───── Given records
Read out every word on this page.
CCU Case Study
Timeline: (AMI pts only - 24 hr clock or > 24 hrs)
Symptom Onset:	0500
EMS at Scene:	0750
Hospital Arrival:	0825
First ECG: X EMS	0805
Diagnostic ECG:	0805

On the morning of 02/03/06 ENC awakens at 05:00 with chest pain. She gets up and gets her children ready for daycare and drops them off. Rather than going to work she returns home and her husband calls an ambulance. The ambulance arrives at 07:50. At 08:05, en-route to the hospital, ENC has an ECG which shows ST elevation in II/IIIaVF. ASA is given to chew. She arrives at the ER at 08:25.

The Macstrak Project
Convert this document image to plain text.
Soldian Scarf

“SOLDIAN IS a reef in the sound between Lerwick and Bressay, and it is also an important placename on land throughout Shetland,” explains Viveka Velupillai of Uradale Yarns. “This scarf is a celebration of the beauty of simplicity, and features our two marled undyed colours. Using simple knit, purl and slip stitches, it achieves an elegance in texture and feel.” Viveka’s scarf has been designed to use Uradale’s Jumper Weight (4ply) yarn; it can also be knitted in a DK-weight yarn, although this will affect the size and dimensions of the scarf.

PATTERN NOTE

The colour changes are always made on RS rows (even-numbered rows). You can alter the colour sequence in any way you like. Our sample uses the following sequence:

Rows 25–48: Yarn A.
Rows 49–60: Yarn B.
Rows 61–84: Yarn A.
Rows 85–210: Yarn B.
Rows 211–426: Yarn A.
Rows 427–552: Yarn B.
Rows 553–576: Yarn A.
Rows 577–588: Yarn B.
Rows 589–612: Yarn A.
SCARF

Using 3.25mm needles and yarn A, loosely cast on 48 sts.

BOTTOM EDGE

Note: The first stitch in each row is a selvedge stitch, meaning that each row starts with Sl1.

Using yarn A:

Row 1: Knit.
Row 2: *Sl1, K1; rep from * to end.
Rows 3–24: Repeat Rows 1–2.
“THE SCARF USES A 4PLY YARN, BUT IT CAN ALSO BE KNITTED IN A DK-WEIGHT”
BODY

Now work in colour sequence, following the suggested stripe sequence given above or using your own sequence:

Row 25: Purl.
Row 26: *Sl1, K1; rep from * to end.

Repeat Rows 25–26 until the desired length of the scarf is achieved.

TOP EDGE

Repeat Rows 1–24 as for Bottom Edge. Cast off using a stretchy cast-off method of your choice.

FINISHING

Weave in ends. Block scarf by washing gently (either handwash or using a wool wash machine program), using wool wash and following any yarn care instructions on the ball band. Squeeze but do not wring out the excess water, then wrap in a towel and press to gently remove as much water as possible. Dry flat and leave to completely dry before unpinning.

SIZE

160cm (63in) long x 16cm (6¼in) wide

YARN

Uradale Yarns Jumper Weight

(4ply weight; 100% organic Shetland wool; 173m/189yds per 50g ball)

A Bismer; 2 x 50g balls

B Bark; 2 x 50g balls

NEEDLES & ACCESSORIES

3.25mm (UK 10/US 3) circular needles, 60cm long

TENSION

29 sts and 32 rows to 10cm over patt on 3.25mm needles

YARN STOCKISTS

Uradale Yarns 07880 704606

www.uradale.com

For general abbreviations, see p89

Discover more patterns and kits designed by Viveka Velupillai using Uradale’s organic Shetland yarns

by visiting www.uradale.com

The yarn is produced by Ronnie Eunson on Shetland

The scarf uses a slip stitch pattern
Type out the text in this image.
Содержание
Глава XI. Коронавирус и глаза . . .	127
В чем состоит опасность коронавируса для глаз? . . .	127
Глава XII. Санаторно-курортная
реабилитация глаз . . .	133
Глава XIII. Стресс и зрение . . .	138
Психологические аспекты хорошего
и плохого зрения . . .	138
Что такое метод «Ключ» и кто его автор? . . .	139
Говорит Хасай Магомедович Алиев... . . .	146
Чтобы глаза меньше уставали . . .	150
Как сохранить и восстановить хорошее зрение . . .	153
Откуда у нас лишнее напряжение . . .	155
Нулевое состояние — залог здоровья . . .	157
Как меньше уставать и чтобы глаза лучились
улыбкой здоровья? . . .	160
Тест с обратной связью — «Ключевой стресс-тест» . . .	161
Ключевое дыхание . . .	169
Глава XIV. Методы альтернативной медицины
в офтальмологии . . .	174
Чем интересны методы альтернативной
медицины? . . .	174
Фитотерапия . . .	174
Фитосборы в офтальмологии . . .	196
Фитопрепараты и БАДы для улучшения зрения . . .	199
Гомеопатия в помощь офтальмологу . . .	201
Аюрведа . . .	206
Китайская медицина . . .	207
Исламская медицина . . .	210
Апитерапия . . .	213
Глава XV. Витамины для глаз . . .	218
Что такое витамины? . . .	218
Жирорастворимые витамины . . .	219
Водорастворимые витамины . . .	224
──────────
Copy every record above exactly as it appears.

Read out every word on this page.
CCU Case Study
Timeline: (AMI pts only - 24 hr clock or > 24 hrs)
Symptom Onset:	0500
EMS at Scene:	0750
Hospital Arrival:	0825
First ECG: X EMS	0805
Diagnostic ECG:	0805

On the morning of 02/03/06 ENC awakens at 05:00 with chest pain. She gets up and gets her children ready for daycare and drops them off. Rather than going to work she returns home and her husband calls an ambulance. The ambulance arrives at 07:50. At 08:05, en-route to the hospital, ENC has an ECG which shows ST elevation in II/IIIaVF. ASA is given to chew. She arrives at the ER at 08:25.

The Macstrak Project
Convert this document image to plain text.
Soldian Scarf

“SOLDIAN IS a reef in the sound between Lerwick and Bressay, and it is also an important placename on land throughout Shetland,” explains Viveka Velupillai of Uradale Yarns. “This scarf is a celebration of the beauty of simplicity, and features our two marled undyed colours. Using simple knit, purl and slip stitches, it achieves an elegance in texture and feel.” Viveka’s scarf has been designed to use Uradale’s Jumper Weight (4ply) yarn; it can also be knitted in a DK-weight yarn, although this will affect the size and dimensions of the scarf.

PATTERN NOTE

The colour changes are always made on RS rows (even-numbered rows). You can alter the colour sequence in any way you like. Our sample uses the following sequence:

Rows 25–48: Yarn A.
Rows 49–60: Yarn B.
Rows 61–84: Yarn A.
Rows 85–210: Yarn B.
Rows 211–426: Yarn A.
Rows 427–552: Yarn B.
Rows 553–576: Yarn A.
Rows 577–588: Yarn B.
Rows 589–612: Yarn A.
SCARF

Using 3.25mm needles and yarn A, loosely cast on 48 sts.

BOTTOM EDGE

Note: The first stitch in each row is a selvedge stitch, meaning that each row starts with Sl1.

Using yarn A:

Row 1: Knit.
Row 2: *Sl1, K1; rep from * to end.
Rows 3–24: Repeat Rows 1–2.
“THE SCARF USES A 4PLY YARN, BUT IT CAN ALSO BE KNITTED IN A DK-WEIGHT”
BODY

Now work in colour sequence, following the suggested stripe sequence given above or using your own sequence:

Row 25: Purl.
Row 26: *Sl1, K1; rep from * to end.

Repeat Rows 25–26 until the desired length of the scarf is achieved.

TOP EDGE

Repeat Rows 1–24 as for Bottom Edge. Cast off using a stretchy cast-off method of your choice.

FINISHING

Weave in ends. Block scarf by washing gently (either handwash or using a wool wash machine program), using wool wash and following any yarn care instructions on the ball band. Squeeze but do not wring out the excess water, then wrap in a towel and press to gently remove as much water as possible. Dry flat and leave to completely dry before unpinning.

SIZE

160cm (63in) long x 16cm (6¼in) wide

YARN

Uradale Yarns Jumper Weight

(4ply weight; 100% organic Shetland wool; 173m/189yds per 50g ball)

A Bismer; 2 x 50g balls

B Bark; 2 x 50g balls

NEEDLES & ACCESSORIES

3.25mm (UK 10/US 3) circular needles, 60cm long

TENSION

29 sts and 32 rows to 10cm over patt on 3.25mm needles

YARN STOCKISTS

Uradale Yarns 07880 704606

www.uradale.com

For general abbreviations, see p89

Discover more patterns and kits designed by Viveka Velupillai using Uradale’s organic Shetland yarns

by visiting www.uradale.com

The yarn is produced by Ronnie Eunson on Shetland

The scarf uses a slip stitch pattern
Type out the text in this image.
Содержание
Глава XI. Коронавирус и глаза . . .	127
В чем состоит опасность коронавируса для глаз? . . .	127
Глава XII. Санаторно-курортная
реабилитация глаз . . .	133
Глава XIII. Стресс и зрение . . .	138
Психологические аспекты хорошего
и плохого зрения . . .	138
Что такое метод «Ключ» и кто его автор? . . .	139
Говорит Хасай Магомедович Алиев... . . .	146
Чтобы глаза меньше уставали . . .	150
Как сохранить и восстановить хорошее зрение . . .	153
Откуда у нас лишнее напряжение . . .	155
Нулевое состояние — залог здоровья . . .	157
Как меньше уставать и чтобы глаза лучились
улыбкой здоровья? . . .	160
Тест с обратной связью — «Ключевой стресс-тест» . . .	161
Ключевое дыхание . . .	169
Глава XIV. Методы альтернативной медицины
в офтальмологии . . .	174
Чем интересны методы альтернативной
медицины? . . .	174
Фитотерапия . . .	174
Фитосборы в офтальмологии . . .	196
Фитопрепараты и БАДы для улучшения зрения . . .	199
Гомеопатия в помощь офтальмологу . . .	201
Аюрведа . . .	206
Китайская медицина . . .	207
Исламская медицина . . .	210
Апитерапия . . .	213
Глава XV. Витамины для глаз . . .	218
Что такое витамины? . . .	218
Жирорастворимые витамины . . .	219
Водорастворимые витамины . . .	224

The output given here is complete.